Written request
Read the entries below and pull out each line with the string "this".

Source data
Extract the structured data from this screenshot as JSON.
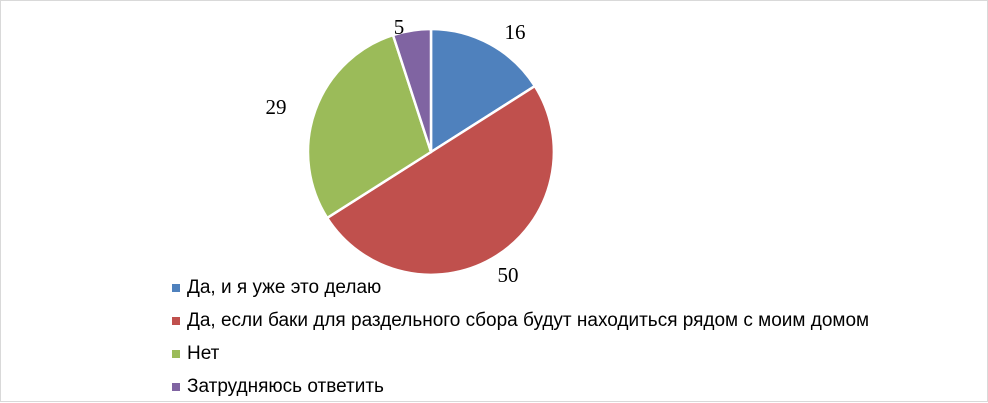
{
  "chart_data": {
    "type": "pie",
    "categories": [
      "Да, и я уже это делаю",
      "Да, если баки для раздельного сбора будут находиться рядом с моим домом",
      "Нет",
      "Затрудняюсь ответить"
    ],
    "values": [
      16,
      50,
      29,
      5
    ],
    "colors": [
      "#4f81bd",
      "#c0504d",
      "#9bbb59",
      "#8064a2"
    ],
    "title": "",
    "legend_position": "bottom-left",
    "start_angle": "12 o'clock, clockwise"
  }
}
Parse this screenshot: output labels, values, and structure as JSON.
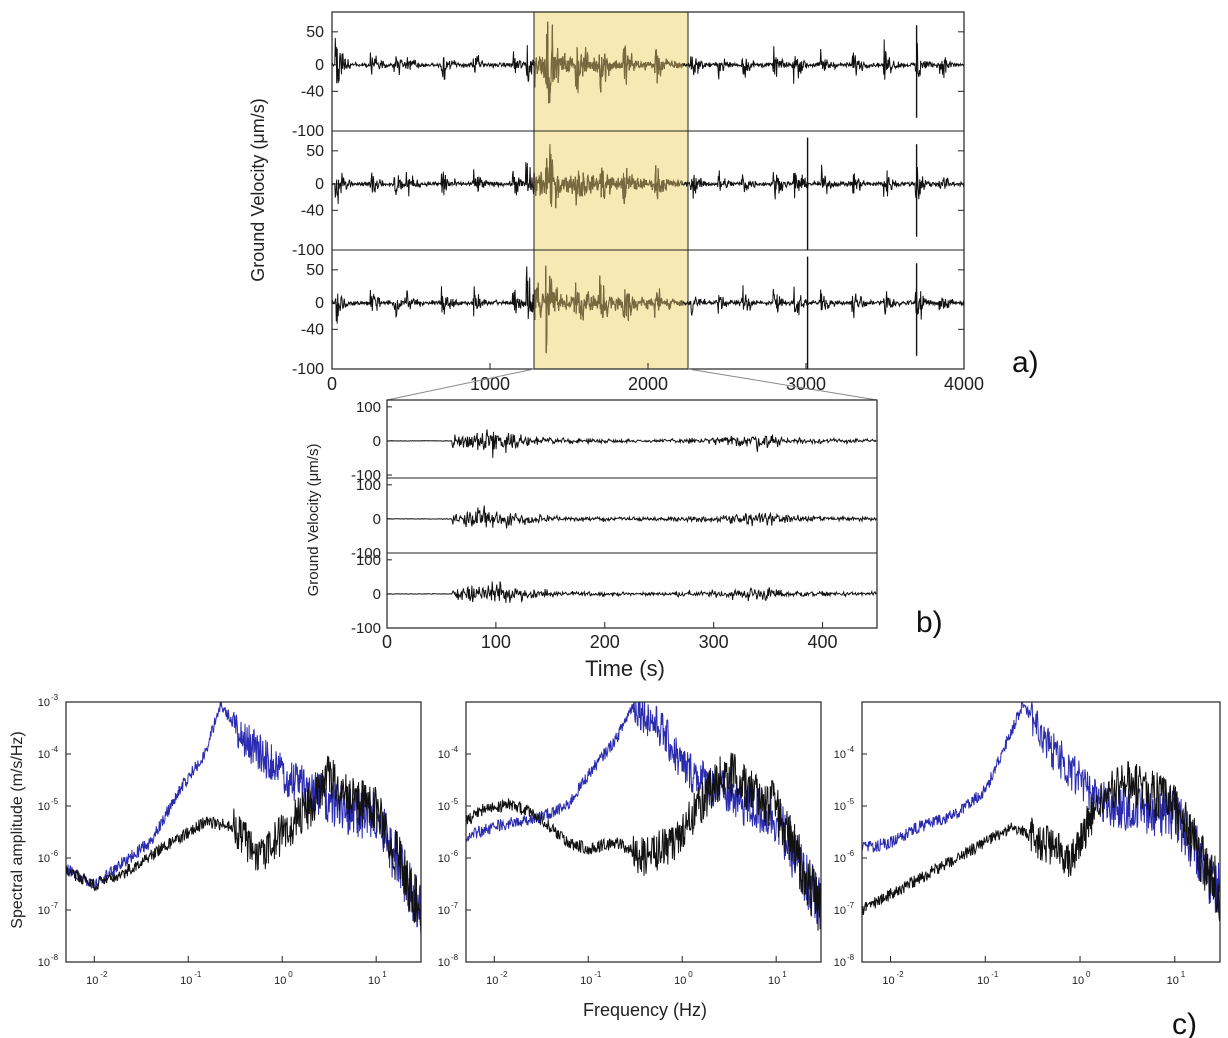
{
  "panel_labels": {
    "a": "a)",
    "b": "b)",
    "c": "c)"
  },
  "chart_data": [
    {
      "id": "a",
      "type": "line",
      "title": "",
      "xlabel": "",
      "ylabel": "Ground Velocity (μm/s)",
      "xlim": [
        0,
        4000
      ],
      "ylim": [
        -100,
        80
      ],
      "x_ticks": [
        0,
        1000,
        2000,
        3000,
        4000
      ],
      "y_ticks": [
        50,
        0,
        -40,
        -100
      ],
      "y_tick_labels": [
        "50",
        "0",
        "-40",
        "-100"
      ],
      "traces": 3,
      "highlight": {
        "x_start": 1280,
        "x_end": 2220,
        "color": "#f7e9b3"
      },
      "highlight_trace_color": "#7a6b3e",
      "trace_color": "#111111",
      "grid": false,
      "description": "three-component seismogram"
    },
    {
      "id": "b",
      "type": "line",
      "title": "",
      "xlabel": "Time (s)",
      "ylabel": "Ground Velocity (μm/s)",
      "xlim": [
        0,
        450
      ],
      "ylim": [
        -100,
        120
      ],
      "x_ticks": [
        0,
        100,
        200,
        300,
        400
      ],
      "y_ticks": [
        100,
        0,
        -100
      ],
      "traces": 3,
      "zoom_of_a": [
        1280,
        2220
      ],
      "trace_color": "#111111",
      "grid": false
    },
    {
      "id": "c",
      "type": "line",
      "title": "",
      "xlabel": "Frequency (Hz)",
      "ylabel": "Spectral amplitude (m/s/Hz)",
      "x_log": true,
      "y_log": true,
      "xlim": [
        0.005,
        30
      ],
      "ylim": [
        1e-08,
        0.001
      ],
      "x_ticks": [
        0.01,
        0.1,
        1,
        10
      ],
      "x_tick_labels": [
        [
          "10",
          "-2"
        ],
        [
          "10",
          "-1"
        ],
        [
          "10",
          "0"
        ],
        [
          "10",
          "1"
        ]
      ],
      "subplots": [
        {
          "y_tick_labels": [
            [
              "10",
              "-3"
            ],
            [
              "10",
              "-4"
            ],
            [
              "10",
              "-5"
            ],
            [
              "10",
              "-6"
            ],
            [
              "10",
              "-7"
            ],
            [
              "10",
              "-8"
            ]
          ],
          "y_tick_values": [
            0.001,
            0.0001,
            1e-05,
            1e-06,
            1e-07,
            1e-08
          ],
          "series": [
            {
              "color": "#2b2bb0",
              "f": [
                0.005,
                0.01,
                0.02,
                0.04,
                0.08,
                0.15,
                0.22,
                0.4,
                1,
                2,
                5,
                10,
                30
              ],
              "amp": [
                6e-07,
                3e-07,
                8e-07,
                2e-06,
                2e-05,
                0.0001,
                0.0009,
                0.0002,
                4e-05,
                2e-05,
                8e-06,
                6e-06,
                1e-07
              ]
            },
            {
              "color": "#111111",
              "f": [
                0.005,
                0.01,
                0.02,
                0.05,
                0.1,
                0.15,
                0.3,
                0.6,
                1,
                2,
                3,
                5,
                10,
                30
              ],
              "amp": [
                6e-07,
                3e-07,
                5e-07,
                1.5e-06,
                3e-06,
                5e-06,
                4e-06,
                1e-06,
                3e-06,
                1e-05,
                4e-05,
                1.5e-05,
                8e-06,
                1e-07
              ]
            }
          ]
        },
        {
          "y_tick_labels": [
            [
              "10",
              "-4"
            ],
            [
              "10",
              "-5"
            ],
            [
              "10",
              "-6"
            ],
            [
              "10",
              "-7"
            ],
            [
              "10",
              "-8"
            ]
          ],
          "y_tick_values": [
            0.0001,
            1e-05,
            1e-06,
            1e-07,
            1e-08
          ],
          "series": [
            {
              "color": "#2b2bb0",
              "f": [
                0.005,
                0.01,
                0.03,
                0.06,
                0.1,
                0.2,
                0.3,
                0.6,
                1,
                2,
                5,
                10,
                30
              ],
              "amp": [
                2.5e-06,
                4e-06,
                6e-06,
                1e-05,
                4e-05,
                0.0002,
                0.0009,
                0.0003,
                6e-05,
                2.5e-05,
                1e-05,
                6e-06,
                1e-07
              ]
            },
            {
              "color": "#111111",
              "f": [
                0.005,
                0.008,
                0.015,
                0.03,
                0.06,
                0.1,
                0.2,
                0.4,
                0.8,
                1.5,
                3,
                5,
                10,
                30
              ],
              "amp": [
                5e-06,
                9e-06,
                1.1e-05,
                6e-06,
                2e-06,
                1.5e-06,
                2e-06,
                1e-06,
                2e-06,
                1e-05,
                5e-05,
                2e-05,
                9e-06,
                1e-07
              ]
            }
          ]
        },
        {
          "y_tick_labels": [
            [
              "10",
              "-4"
            ],
            [
              "10",
              "-5"
            ],
            [
              "10",
              "-6"
            ],
            [
              "10",
              "-7"
            ],
            [
              "10",
              "-8"
            ]
          ],
          "y_tick_values": [
            0.0001,
            1e-05,
            1e-06,
            1e-07,
            1e-08
          ],
          "series": [
            {
              "color": "#2b2bb0",
              "f": [
                0.005,
                0.01,
                0.02,
                0.05,
                0.1,
                0.15,
                0.25,
                0.4,
                1,
                2,
                5,
                10,
                30
              ],
              "amp": [
                1.5e-06,
                2e-06,
                4e-06,
                7e-06,
                2e-05,
                0.0001,
                0.0009,
                0.0002,
                3e-05,
                1e-05,
                8e-06,
                7e-06,
                2e-07
              ]
            },
            {
              "color": "#111111",
              "f": [
                0.005,
                0.01,
                0.02,
                0.05,
                0.1,
                0.2,
                0.4,
                0.8,
                1.5,
                3,
                5,
                10,
                30
              ],
              "amp": [
                1e-07,
                2e-07,
                4e-07,
                1e-06,
                2e-06,
                4e-06,
                2e-06,
                1e-06,
                1e-05,
                3e-05,
                2e-05,
                1e-05,
                2e-07
              ]
            }
          ]
        }
      ]
    }
  ]
}
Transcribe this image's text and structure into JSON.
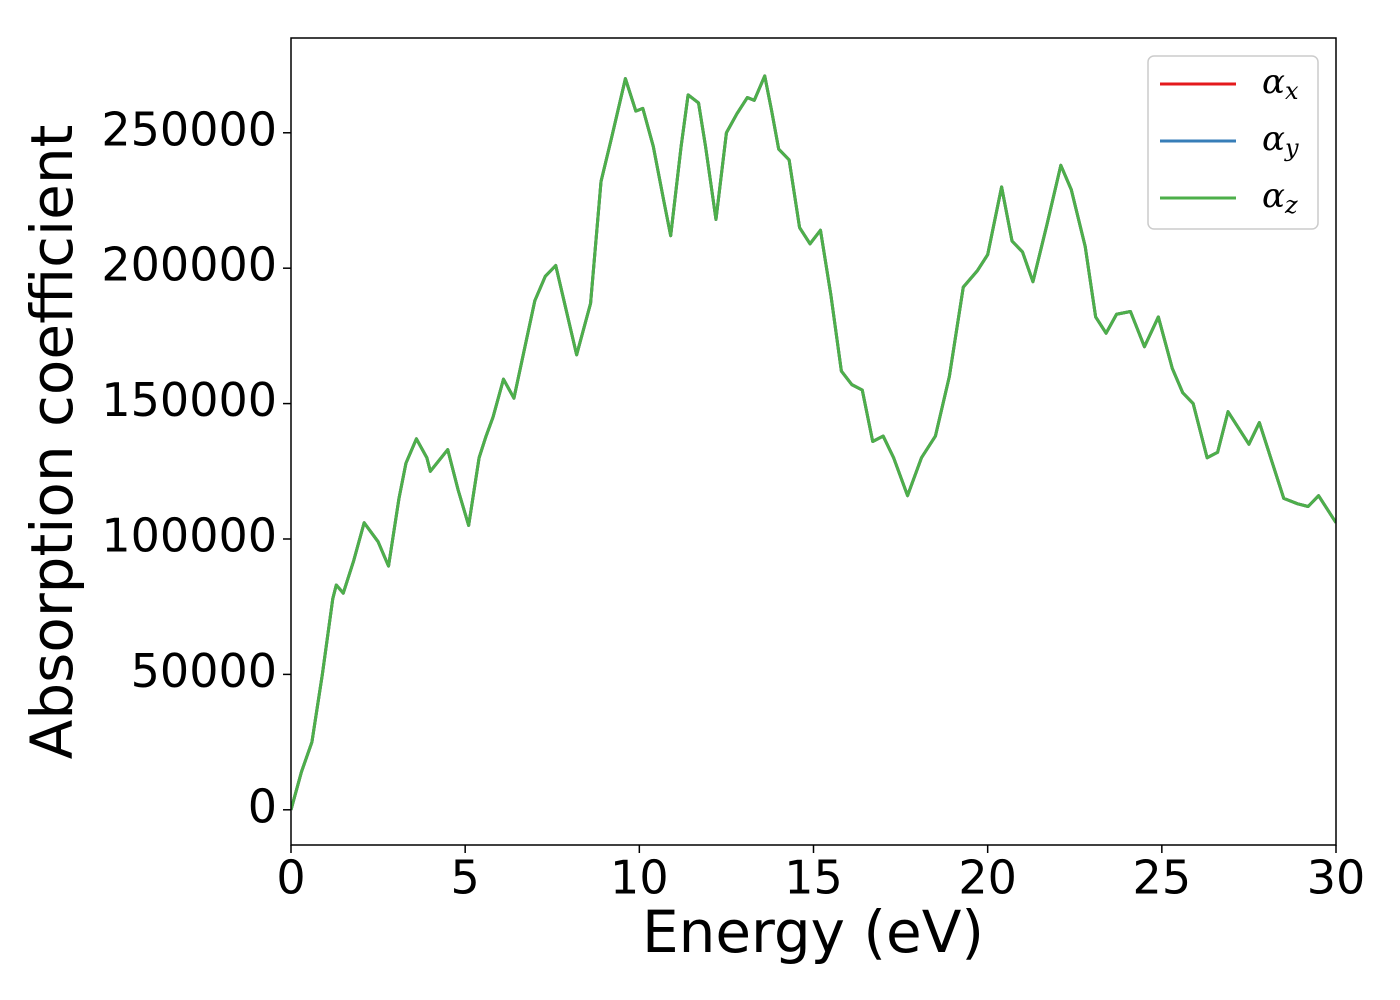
{
  "chart_data": {
    "type": "line",
    "xlabel": "Energy (eV)",
    "ylabel": "Absorption coefficient",
    "x": [
      0,
      0.3,
      0.6,
      0.9,
      1.2,
      1.3,
      1.5,
      1.8,
      2.1,
      2.5,
      2.8,
      3.1,
      3.3,
      3.6,
      3.9,
      4.0,
      4.5,
      4.8,
      5.1,
      5.4,
      5.6,
      5.8,
      6.1,
      6.4,
      6.7,
      7.0,
      7.3,
      7.6,
      7.8,
      8.2,
      8.6,
      8.9,
      9.2,
      9.6,
      9.9,
      10.1,
      10.4,
      10.7,
      10.9,
      11.2,
      11.4,
      11.7,
      11.9,
      12.2,
      12.5,
      12.8,
      13.1,
      13.3,
      13.6,
      13.8,
      14.0,
      14.3,
      14.6,
      14.9,
      15.2,
      15.5,
      15.8,
      16.1,
      16.4,
      16.7,
      17.0,
      17.3,
      17.7,
      18.1,
      18.5,
      18.9,
      19.3,
      19.7,
      20.0,
      20.4,
      20.7,
      21.0,
      21.3,
      21.7,
      22.1,
      22.4,
      22.8,
      23.1,
      23.4,
      23.7,
      24.1,
      24.5,
      24.9,
      25.3,
      25.6,
      25.9,
      26.3,
      26.6,
      26.9,
      27.2,
      27.5,
      27.8,
      28.1,
      28.5,
      28.9,
      29.2,
      29.5,
      30.0
    ],
    "series": [
      {
        "name": "αx",
        "color": "#e41a1c",
        "values": [
          0,
          14000,
          25000,
          50000,
          78000,
          83000,
          80000,
          92000,
          106000,
          99000,
          90000,
          115000,
          128000,
          137000,
          130000,
          125000,
          133000,
          118000,
          105000,
          130000,
          138000,
          145000,
          159000,
          152000,
          170000,
          188000,
          197000,
          201000,
          190000,
          168000,
          187000,
          232000,
          248000,
          270000,
          258000,
          259000,
          245000,
          225000,
          212000,
          245000,
          264000,
          261000,
          245000,
          218000,
          250000,
          257000,
          263000,
          262000,
          271000,
          258000,
          244000,
          240000,
          215000,
          209000,
          214000,
          190000,
          162000,
          157000,
          155000,
          136000,
          138000,
          130000,
          116000,
          130000,
          138000,
          160000,
          193000,
          199000,
          205000,
          230000,
          210000,
          206000,
          195000,
          216000,
          238000,
          229000,
          208000,
          182000,
          176000,
          183000,
          184000,
          171000,
          182000,
          163000,
          154000,
          150000,
          130000,
          132000,
          147000,
          141000,
          135000,
          143000,
          131000,
          115000,
          113000,
          112000,
          116000,
          106000
        ]
      },
      {
        "name": "αy",
        "color": "#377eb8",
        "values": [
          0,
          14000,
          25000,
          50000,
          78000,
          83000,
          80000,
          92000,
          106000,
          99000,
          90000,
          115000,
          128000,
          137000,
          130000,
          125000,
          133000,
          118000,
          105000,
          130000,
          138000,
          145000,
          159000,
          152000,
          170000,
          188000,
          197000,
          201000,
          190000,
          168000,
          187000,
          232000,
          248000,
          270000,
          258000,
          259000,
          245000,
          225000,
          212000,
          245000,
          264000,
          261000,
          245000,
          218000,
          250000,
          257000,
          263000,
          262000,
          271000,
          258000,
          244000,
          240000,
          215000,
          209000,
          214000,
          190000,
          162000,
          157000,
          155000,
          136000,
          138000,
          130000,
          116000,
          130000,
          138000,
          160000,
          193000,
          199000,
          205000,
          230000,
          210000,
          206000,
          195000,
          216000,
          238000,
          229000,
          208000,
          182000,
          176000,
          183000,
          184000,
          171000,
          182000,
          163000,
          154000,
          150000,
          130000,
          132000,
          147000,
          141000,
          135000,
          143000,
          131000,
          115000,
          113000,
          112000,
          116000,
          106000
        ]
      },
      {
        "name": "αz",
        "color": "#4daf4a",
        "values": [
          0,
          14000,
          25000,
          50000,
          78000,
          83000,
          80000,
          92000,
          106000,
          99000,
          90000,
          115000,
          128000,
          137000,
          130000,
          125000,
          133000,
          118000,
          105000,
          130000,
          138000,
          145000,
          159000,
          152000,
          170000,
          188000,
          197000,
          201000,
          190000,
          168000,
          187000,
          232000,
          248000,
          270000,
          258000,
          259000,
          245000,
          225000,
          212000,
          245000,
          264000,
          261000,
          245000,
          218000,
          250000,
          257000,
          263000,
          262000,
          271000,
          258000,
          244000,
          240000,
          215000,
          209000,
          214000,
          190000,
          162000,
          157000,
          155000,
          136000,
          138000,
          130000,
          116000,
          130000,
          138000,
          160000,
          193000,
          199000,
          205000,
          230000,
          210000,
          206000,
          195000,
          216000,
          238000,
          229000,
          208000,
          182000,
          176000,
          183000,
          184000,
          171000,
          182000,
          163000,
          154000,
          150000,
          130000,
          132000,
          147000,
          141000,
          135000,
          143000,
          131000,
          115000,
          113000,
          112000,
          116000,
          106000
        ]
      }
    ],
    "xlim": [
      0,
      30
    ],
    "xticks": [
      0,
      5,
      10,
      15,
      20,
      25,
      30
    ],
    "ylim": [
      -13000,
      285000
    ],
    "yticks": [
      0,
      50000,
      100000,
      150000,
      200000,
      250000
    ],
    "grid": false,
    "legend": "upper right"
  }
}
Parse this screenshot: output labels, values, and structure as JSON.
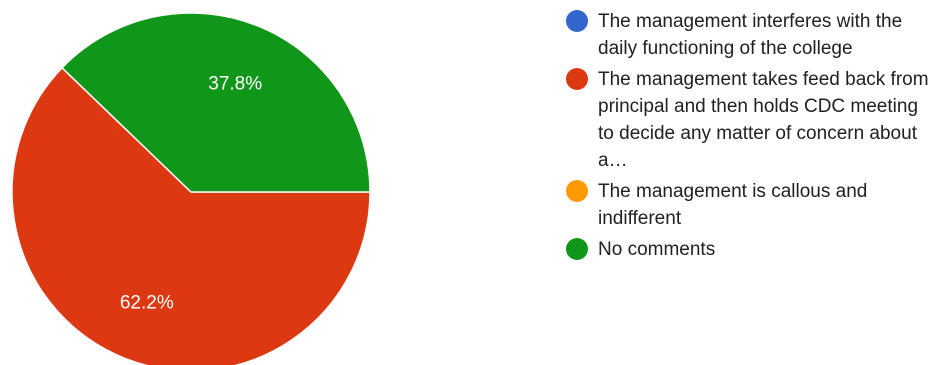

Answer
Extract the structured data from this screenshot as JSON.
Parse this screenshot: output labels, values, and structure as JSON.
Transcribe this image's text and structure into JSON.
Parse this screenshot: output labels, values, and structure as JSON.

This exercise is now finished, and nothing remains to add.